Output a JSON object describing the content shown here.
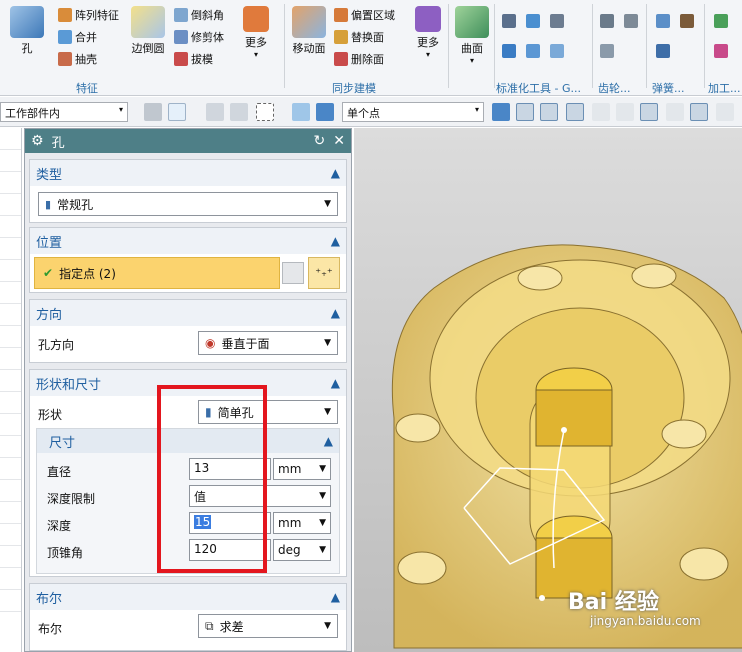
{
  "ribbon": {
    "g1": {
      "hole": "孔",
      "array": "阵列特征",
      "combine": "合并",
      "shell": "抽壳",
      "label": "特征"
    },
    "g2": {
      "edge_blend": "边倒圆",
      "chamfer": "倒斜角",
      "trim": "修剪体",
      "draft": "拔模",
      "more": "更多"
    },
    "g3": {
      "move_face": "移动面",
      "offset_region": "偏置区域",
      "replace_face": "替换面",
      "delete_face": "删除面",
      "more": "更多",
      "label": "同步建模"
    },
    "g4": {
      "surface": "曲面",
      "std_label": "标准化工具 - G...",
      "gear_label": "齿轮...",
      "spring_label": "弹簧...",
      "process_label": "加工..."
    }
  },
  "toolbar": {
    "scope": "工作部件内",
    "point_type": "单个点"
  },
  "dialog": {
    "title": "孔",
    "type": {
      "header": "类型",
      "value": "常规孔"
    },
    "position": {
      "header": "位置",
      "specify_point": "指定点 (2)"
    },
    "direction": {
      "header": "方向",
      "label": "孔方向",
      "value": "垂直于面"
    },
    "shape": {
      "header": "形状和尺寸",
      "shape_label": "形状",
      "shape_value": "简单孔",
      "dims": {
        "header": "尺寸",
        "diameter_label": "直径",
        "diameter": "13",
        "diameter_unit": "mm",
        "depth_limit_label": "深度限制",
        "depth_limit": "值",
        "depth_label": "深度",
        "depth": "15",
        "depth_unit": "mm",
        "tip_angle_label": "顶锥角",
        "tip_angle": "120",
        "tip_angle_unit": "deg"
      }
    },
    "boolean": {
      "header": "布尔",
      "label": "布尔",
      "value": "求差"
    }
  },
  "watermark": {
    "brand": "Bai 经验",
    "url": "jingyan.baidu.com"
  },
  "colors": {
    "accent": "#4e7f87",
    "highlight": "#fbd36e",
    "section_header": "#1f5fa0",
    "annotation": "#e3161e"
  }
}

* What the task asks
Without the images, write out each line of the data verbatim.

* Correct output
Output a JSON object describing the content shown here.
{
  "ribbon": {
    "g1": {
      "hole": "孔",
      "array": "阵列特征",
      "combine": "合并",
      "shell": "抽壳",
      "label": "特征"
    },
    "g2": {
      "edge_blend": "边倒圆",
      "chamfer": "倒斜角",
      "trim": "修剪体",
      "draft": "拔模",
      "more": "更多"
    },
    "g3": {
      "move_face": "移动面",
      "offset_region": "偏置区域",
      "replace_face": "替换面",
      "delete_face": "删除面",
      "more": "更多",
      "label": "同步建模"
    },
    "g4": {
      "surface": "曲面",
      "std_label": "标准化工具 - G...",
      "gear_label": "齿轮...",
      "spring_label": "弹簧...",
      "process_label": "加工..."
    }
  },
  "toolbar": {
    "scope": "工作部件内",
    "point_type": "单个点"
  },
  "dialog": {
    "title": "孔",
    "type": {
      "header": "类型",
      "value": "常规孔"
    },
    "position": {
      "header": "位置",
      "specify_point": "指定点 (2)"
    },
    "direction": {
      "header": "方向",
      "label": "孔方向",
      "value": "垂直于面"
    },
    "shape": {
      "header": "形状和尺寸",
      "shape_label": "形状",
      "shape_value": "简单孔",
      "dims": {
        "header": "尺寸",
        "diameter_label": "直径",
        "diameter": "13",
        "diameter_unit": "mm",
        "depth_limit_label": "深度限制",
        "depth_limit": "值",
        "depth_label": "深度",
        "depth": "15",
        "depth_unit": "mm",
        "tip_angle_label": "顶锥角",
        "tip_angle": "120",
        "tip_angle_unit": "deg"
      }
    },
    "boolean": {
      "header": "布尔",
      "label": "布尔",
      "value": "求差"
    }
  },
  "watermark": {
    "brand": "Bai 经验",
    "url": "jingyan.baidu.com"
  },
  "colors": {
    "accent": "#4e7f87",
    "highlight": "#fbd36e",
    "section_header": "#1f5fa0",
    "annotation": "#e3161e"
  }
}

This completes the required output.